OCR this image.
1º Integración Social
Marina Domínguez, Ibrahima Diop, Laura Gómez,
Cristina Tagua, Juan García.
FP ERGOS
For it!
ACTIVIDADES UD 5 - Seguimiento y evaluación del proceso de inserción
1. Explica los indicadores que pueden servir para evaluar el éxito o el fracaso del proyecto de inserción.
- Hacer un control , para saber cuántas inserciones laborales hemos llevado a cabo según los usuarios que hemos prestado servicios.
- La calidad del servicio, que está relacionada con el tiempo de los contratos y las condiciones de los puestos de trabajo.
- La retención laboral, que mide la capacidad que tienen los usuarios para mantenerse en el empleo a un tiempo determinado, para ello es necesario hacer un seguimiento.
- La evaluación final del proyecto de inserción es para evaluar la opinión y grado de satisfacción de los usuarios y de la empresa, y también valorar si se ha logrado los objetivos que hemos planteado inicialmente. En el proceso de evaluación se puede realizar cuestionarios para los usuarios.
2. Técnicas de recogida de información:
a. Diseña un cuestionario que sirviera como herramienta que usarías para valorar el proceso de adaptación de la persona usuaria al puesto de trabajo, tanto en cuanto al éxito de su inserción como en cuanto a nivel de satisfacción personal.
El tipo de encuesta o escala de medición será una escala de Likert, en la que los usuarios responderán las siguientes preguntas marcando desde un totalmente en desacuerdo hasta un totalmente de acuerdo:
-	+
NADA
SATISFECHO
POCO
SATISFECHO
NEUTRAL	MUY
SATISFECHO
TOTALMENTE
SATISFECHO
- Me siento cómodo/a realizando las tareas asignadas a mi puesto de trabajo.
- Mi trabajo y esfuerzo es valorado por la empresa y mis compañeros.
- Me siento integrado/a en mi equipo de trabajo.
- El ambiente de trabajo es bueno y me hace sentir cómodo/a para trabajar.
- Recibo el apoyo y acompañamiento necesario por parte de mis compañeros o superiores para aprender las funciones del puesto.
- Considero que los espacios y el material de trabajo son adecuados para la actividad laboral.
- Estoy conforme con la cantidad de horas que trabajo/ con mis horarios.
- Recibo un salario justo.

......

Reproduce the data shown above exactly.

OCR this image.
1º Integración Social
Marina Domínguez, Ibrahima Diop, Laura Gómez,
Cristina Tagua, Juan García.
FP ERGOS
For it!
ACTIVIDADES UD 5 - Seguimiento y evaluación del proceso de inserción
1. Explica los indicadores que pueden servir para evaluar el éxito o el fracaso del proyecto de inserción.
- Hacer un control , para saber cuántas inserciones laborales hemos llevado a cabo según los usuarios que hemos prestado servicios.
- La calidad del servicio, que está relacionada con el tiempo de los contratos y las condiciones de los puestos de trabajo.
- La retención laboral, que mide la capacidad que tienen los usuarios para mantenerse en el empleo a un tiempo determinado, para ello es necesario hacer un seguimiento.
- La evaluación final del proyecto de inserción es para evaluar la opinión y grado de satisfacción de los usuarios y de la empresa, y también valorar si se ha logrado los objetivos que hemos planteado inicialmente. En el proceso de evaluación se puede realizar cuestionarios para los usuarios.
2. Técnicas de recogida de información:
a. Diseña un cuestionario que sirviera como herramienta que usarías para valorar el proceso de adaptación de la persona usuaria al puesto de trabajo, tanto en cuanto al éxito de su inserción como en cuanto a nivel de satisfacción personal.
El tipo de encuesta o escala de medición será una escala de Likert, en la que los usuarios responderán las siguientes preguntas marcando desde un totalmente en desacuerdo hasta un totalmente de acuerdo:
-	+
NADA
SATISFECHO
POCO
SATISFECHO
NEUTRAL	MUY
SATISFECHO
TOTALMENTE
SATISFECHO
- Me siento cómodo/a realizando las tareas asignadas a mi puesto de trabajo.
- Mi trabajo y esfuerzo es valorado por la empresa y mis compañeros.
- Me siento integrado/a en mi equipo de trabajo.
- El ambiente de trabajo es bueno y me hace sentir cómodo/a para trabajar.
- Recibo el apoyo y acompañamiento necesario por parte de mis compañeros o superiores para aprender las funciones del puesto.
- Considero que los espacios y el material de trabajo son adecuados para la actividad laboral.
- Estoy conforme con la cantidad de horas que trabajo/ con mis horarios.
- Recibo un salario justo.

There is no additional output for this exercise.